— start DATASET EXTRACT —

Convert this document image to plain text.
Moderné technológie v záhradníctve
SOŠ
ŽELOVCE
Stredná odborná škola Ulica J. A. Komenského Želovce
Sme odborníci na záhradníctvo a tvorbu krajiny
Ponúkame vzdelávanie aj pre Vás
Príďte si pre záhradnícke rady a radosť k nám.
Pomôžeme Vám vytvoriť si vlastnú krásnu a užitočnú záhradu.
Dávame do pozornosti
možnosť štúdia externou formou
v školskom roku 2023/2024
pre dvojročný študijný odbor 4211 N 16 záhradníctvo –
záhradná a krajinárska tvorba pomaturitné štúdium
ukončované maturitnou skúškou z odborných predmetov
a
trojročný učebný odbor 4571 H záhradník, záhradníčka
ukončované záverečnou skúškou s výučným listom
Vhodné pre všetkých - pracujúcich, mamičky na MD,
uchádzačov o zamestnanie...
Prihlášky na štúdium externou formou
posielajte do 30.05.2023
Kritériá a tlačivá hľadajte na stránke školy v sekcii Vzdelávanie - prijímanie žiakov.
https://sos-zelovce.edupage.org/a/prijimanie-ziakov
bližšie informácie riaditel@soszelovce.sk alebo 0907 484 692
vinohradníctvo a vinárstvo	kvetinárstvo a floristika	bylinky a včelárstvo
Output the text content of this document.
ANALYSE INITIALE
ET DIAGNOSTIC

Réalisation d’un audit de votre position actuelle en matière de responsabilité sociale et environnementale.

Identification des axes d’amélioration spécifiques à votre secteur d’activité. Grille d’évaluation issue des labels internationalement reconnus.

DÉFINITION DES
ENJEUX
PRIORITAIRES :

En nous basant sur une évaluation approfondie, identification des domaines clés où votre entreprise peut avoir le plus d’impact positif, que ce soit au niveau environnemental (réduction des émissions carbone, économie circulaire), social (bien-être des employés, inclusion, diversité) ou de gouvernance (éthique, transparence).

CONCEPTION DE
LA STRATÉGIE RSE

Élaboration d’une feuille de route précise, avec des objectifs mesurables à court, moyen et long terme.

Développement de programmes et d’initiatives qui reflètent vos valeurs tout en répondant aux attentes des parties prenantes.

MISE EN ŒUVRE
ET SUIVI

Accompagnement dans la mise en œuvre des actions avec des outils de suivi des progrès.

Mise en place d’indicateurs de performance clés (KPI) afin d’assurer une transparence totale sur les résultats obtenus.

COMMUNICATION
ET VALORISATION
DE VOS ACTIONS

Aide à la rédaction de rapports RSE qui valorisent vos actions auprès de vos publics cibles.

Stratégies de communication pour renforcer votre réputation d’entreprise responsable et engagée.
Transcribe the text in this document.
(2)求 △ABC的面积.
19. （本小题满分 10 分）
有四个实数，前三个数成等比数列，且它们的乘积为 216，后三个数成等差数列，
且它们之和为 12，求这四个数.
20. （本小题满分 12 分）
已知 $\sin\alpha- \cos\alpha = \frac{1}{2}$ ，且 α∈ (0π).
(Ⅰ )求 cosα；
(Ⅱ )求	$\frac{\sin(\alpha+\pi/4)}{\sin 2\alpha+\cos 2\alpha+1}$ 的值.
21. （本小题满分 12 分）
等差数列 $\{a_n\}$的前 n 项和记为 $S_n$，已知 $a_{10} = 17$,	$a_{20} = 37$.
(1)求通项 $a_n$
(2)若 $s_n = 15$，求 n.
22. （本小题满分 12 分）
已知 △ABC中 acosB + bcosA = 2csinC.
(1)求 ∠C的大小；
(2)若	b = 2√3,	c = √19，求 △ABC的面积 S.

— end DATASET EXTRACT —

#### [GIVEN EXERCISE]
Above are entries; state the number of lines among them that contain "avec", and nothing else.

#### [COMPLETE RESPONSE]
2